Records for the task:
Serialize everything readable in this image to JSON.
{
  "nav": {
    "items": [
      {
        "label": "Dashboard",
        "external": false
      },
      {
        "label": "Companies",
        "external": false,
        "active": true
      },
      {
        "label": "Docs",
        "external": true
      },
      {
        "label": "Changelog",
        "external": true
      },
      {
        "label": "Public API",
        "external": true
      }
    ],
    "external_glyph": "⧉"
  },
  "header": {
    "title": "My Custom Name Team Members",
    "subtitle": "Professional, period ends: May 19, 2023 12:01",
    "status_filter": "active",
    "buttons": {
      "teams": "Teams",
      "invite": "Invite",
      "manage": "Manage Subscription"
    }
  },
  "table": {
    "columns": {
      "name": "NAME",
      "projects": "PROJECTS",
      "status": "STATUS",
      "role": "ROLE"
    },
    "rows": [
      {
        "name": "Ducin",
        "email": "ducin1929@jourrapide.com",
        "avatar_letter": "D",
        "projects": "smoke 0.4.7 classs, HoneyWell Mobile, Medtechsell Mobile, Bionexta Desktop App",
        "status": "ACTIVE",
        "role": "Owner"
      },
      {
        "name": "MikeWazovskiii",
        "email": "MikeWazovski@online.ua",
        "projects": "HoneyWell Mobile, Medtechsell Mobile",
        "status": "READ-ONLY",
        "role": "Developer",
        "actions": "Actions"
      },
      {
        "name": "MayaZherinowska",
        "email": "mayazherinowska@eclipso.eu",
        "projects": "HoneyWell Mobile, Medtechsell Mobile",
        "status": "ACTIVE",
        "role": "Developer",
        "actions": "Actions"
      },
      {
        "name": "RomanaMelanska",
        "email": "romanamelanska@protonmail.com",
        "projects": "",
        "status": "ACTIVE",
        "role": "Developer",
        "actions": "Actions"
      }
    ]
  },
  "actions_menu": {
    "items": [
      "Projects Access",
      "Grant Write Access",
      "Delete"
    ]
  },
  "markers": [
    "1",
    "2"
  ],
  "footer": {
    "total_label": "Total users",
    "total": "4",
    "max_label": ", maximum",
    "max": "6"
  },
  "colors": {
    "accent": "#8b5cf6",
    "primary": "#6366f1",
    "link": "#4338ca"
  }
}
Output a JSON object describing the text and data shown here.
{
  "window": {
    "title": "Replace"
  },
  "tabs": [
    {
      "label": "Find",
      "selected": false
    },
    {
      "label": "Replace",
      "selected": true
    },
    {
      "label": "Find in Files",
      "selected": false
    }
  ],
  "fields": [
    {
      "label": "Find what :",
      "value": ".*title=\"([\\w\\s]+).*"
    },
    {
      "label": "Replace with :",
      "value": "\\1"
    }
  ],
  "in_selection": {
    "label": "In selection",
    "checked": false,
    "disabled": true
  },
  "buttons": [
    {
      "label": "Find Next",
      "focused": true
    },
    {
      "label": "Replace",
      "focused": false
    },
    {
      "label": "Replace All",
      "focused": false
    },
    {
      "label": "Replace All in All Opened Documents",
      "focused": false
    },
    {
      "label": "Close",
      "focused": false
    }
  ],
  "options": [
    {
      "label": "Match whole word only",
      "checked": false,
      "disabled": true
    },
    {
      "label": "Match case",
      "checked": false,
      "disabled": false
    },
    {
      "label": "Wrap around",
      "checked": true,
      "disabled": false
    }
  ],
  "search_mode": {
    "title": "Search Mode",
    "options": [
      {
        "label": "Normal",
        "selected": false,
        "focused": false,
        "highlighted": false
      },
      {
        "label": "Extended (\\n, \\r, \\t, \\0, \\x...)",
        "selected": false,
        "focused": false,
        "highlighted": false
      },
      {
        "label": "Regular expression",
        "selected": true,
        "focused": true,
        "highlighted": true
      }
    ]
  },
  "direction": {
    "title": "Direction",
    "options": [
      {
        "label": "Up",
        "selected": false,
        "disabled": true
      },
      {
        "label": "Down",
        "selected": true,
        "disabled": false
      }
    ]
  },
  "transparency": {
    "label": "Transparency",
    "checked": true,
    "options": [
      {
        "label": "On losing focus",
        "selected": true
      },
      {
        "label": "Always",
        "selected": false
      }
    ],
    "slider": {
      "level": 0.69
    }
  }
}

Job: Report how many lines include the word "disabled". Give nothing but the number.

The solution: 6